[Start of SOURCE RECORDS]
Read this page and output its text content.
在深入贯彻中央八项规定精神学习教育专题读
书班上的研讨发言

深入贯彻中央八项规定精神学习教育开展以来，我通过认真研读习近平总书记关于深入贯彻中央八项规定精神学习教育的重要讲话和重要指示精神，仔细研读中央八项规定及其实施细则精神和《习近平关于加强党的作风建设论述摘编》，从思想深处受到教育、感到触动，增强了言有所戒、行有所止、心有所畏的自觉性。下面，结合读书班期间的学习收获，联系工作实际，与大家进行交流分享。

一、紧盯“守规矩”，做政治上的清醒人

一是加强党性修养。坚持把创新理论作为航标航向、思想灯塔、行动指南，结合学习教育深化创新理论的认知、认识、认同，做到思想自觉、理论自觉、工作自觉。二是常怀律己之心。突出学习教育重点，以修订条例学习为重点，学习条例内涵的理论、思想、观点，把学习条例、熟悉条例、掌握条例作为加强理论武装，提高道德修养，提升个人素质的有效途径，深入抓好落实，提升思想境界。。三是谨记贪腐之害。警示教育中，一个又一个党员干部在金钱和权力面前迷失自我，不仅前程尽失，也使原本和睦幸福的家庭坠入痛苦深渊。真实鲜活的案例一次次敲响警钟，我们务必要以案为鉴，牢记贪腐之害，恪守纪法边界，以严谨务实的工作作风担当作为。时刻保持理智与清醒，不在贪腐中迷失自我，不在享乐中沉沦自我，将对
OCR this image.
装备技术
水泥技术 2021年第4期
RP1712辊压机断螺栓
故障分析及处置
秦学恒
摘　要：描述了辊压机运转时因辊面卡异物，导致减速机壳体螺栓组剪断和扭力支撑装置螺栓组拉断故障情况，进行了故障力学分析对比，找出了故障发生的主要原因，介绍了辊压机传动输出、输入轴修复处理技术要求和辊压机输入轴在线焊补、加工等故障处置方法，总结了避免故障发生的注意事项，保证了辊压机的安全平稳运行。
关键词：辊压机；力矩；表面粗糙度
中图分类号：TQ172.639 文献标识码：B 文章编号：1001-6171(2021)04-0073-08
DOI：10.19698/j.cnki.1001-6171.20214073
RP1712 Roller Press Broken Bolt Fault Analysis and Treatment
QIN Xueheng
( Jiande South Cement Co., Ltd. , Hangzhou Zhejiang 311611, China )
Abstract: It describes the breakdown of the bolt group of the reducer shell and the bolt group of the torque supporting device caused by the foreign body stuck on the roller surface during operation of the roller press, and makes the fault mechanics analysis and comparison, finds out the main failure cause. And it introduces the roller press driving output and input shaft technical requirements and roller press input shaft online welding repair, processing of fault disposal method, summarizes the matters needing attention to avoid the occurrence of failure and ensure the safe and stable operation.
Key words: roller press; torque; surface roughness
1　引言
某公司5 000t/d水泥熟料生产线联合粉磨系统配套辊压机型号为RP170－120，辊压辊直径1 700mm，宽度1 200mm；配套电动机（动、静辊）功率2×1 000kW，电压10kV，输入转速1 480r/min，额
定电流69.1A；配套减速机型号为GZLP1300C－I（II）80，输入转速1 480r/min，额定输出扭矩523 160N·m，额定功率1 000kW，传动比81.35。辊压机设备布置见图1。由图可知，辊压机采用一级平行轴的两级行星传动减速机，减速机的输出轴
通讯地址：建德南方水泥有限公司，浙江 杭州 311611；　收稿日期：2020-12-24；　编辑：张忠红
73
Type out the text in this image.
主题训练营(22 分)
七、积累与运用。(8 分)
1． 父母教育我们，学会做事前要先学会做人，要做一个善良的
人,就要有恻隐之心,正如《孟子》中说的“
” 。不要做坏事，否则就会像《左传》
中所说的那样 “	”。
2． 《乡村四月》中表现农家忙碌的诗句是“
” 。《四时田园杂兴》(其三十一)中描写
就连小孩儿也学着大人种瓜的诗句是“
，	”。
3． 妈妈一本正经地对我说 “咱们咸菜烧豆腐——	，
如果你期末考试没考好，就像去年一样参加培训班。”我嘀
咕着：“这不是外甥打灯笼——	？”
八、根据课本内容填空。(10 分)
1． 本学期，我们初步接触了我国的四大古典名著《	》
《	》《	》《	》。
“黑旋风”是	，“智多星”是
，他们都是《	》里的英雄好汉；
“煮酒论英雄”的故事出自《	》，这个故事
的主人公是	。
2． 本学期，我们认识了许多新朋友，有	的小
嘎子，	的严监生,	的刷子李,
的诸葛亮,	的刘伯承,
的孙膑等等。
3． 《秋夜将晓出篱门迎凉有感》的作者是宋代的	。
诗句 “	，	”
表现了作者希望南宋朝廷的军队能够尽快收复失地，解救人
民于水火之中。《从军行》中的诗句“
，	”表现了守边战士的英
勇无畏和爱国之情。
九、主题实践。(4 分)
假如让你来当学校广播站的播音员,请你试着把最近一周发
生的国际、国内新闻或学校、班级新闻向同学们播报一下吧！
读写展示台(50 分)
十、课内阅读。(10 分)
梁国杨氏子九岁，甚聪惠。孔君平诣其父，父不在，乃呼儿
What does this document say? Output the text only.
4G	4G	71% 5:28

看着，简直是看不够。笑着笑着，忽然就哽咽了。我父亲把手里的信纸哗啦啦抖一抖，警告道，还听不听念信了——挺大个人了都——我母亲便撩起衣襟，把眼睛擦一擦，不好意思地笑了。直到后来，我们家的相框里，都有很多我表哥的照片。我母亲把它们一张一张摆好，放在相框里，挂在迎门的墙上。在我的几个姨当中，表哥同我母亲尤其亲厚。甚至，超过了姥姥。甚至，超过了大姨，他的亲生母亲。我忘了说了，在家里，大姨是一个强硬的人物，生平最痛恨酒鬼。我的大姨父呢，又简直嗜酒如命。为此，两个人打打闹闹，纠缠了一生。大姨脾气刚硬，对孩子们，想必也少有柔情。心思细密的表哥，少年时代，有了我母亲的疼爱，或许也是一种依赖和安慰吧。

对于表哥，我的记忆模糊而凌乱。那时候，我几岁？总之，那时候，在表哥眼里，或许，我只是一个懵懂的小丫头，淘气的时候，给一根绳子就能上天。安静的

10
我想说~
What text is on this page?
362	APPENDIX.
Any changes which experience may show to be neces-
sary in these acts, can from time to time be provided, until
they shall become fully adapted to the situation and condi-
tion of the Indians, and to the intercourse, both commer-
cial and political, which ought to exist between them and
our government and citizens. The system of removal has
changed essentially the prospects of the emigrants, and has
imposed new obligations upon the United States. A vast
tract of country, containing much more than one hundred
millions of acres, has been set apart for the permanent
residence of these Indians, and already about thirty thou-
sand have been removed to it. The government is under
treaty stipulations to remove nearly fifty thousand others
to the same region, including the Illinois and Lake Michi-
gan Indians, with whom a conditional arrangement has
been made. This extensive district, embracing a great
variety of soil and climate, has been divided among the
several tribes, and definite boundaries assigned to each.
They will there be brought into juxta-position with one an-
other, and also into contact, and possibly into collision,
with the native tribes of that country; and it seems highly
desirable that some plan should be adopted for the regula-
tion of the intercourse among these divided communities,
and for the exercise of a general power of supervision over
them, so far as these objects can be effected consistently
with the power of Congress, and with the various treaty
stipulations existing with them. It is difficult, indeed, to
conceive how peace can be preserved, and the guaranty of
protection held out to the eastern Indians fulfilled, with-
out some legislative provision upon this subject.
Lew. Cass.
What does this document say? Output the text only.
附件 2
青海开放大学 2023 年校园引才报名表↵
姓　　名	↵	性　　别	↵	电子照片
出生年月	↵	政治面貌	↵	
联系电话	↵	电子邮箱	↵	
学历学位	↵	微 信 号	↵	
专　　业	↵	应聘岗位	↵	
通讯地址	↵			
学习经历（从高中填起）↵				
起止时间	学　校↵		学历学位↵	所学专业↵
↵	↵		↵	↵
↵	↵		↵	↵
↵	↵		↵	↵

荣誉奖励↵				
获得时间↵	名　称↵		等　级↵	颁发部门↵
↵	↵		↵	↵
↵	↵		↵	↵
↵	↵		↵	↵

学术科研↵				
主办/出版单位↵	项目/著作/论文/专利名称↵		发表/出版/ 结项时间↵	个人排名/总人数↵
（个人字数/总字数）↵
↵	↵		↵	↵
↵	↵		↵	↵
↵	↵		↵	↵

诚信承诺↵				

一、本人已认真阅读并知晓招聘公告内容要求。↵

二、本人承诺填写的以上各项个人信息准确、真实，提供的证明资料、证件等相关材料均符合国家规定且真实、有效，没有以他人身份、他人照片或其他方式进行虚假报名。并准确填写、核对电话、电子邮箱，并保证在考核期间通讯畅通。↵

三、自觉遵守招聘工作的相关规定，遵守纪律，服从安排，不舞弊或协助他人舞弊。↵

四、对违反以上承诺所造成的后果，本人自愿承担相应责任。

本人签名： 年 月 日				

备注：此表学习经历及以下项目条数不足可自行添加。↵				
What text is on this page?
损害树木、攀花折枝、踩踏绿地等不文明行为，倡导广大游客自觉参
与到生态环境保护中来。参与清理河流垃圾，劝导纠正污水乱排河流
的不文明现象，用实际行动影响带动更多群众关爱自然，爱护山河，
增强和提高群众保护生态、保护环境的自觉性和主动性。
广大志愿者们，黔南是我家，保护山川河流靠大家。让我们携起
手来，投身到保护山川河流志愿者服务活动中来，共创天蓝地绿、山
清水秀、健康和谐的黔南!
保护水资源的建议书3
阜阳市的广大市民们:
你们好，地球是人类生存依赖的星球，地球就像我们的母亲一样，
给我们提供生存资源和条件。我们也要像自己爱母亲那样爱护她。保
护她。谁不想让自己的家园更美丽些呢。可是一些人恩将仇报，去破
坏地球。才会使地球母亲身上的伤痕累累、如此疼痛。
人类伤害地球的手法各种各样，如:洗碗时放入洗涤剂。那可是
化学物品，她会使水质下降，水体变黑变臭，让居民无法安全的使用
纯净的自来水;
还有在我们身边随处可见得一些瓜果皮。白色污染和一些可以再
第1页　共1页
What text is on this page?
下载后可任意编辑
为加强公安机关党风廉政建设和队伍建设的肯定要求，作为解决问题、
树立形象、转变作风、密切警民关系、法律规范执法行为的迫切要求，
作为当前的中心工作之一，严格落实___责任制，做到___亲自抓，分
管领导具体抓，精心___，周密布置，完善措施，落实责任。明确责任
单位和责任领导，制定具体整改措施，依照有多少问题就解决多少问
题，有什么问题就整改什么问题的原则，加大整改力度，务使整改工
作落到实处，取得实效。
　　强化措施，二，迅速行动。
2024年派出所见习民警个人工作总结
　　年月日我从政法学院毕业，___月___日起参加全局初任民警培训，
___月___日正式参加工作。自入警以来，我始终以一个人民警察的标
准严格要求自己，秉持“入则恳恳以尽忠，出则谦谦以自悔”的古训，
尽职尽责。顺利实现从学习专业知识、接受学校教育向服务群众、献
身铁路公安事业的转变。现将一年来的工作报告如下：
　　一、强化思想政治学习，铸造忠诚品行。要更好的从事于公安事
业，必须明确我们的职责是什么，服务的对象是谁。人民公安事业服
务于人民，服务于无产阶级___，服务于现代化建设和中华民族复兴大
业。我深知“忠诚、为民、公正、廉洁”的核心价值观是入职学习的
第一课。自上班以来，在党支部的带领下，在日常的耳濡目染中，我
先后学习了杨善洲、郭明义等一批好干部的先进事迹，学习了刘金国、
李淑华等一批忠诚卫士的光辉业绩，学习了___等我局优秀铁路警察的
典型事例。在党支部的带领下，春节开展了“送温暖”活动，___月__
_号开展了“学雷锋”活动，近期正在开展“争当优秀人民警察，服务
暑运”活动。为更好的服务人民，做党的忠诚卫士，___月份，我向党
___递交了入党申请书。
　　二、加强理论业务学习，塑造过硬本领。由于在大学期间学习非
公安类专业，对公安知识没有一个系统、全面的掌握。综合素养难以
[End of SOURCE RECORDS]
WHAT IS REQUIRED
Report all lines of the data above that include the string "which".

THE REPLY
Any changes which experience may show to be neces-
cial and political, which ought to exist between them and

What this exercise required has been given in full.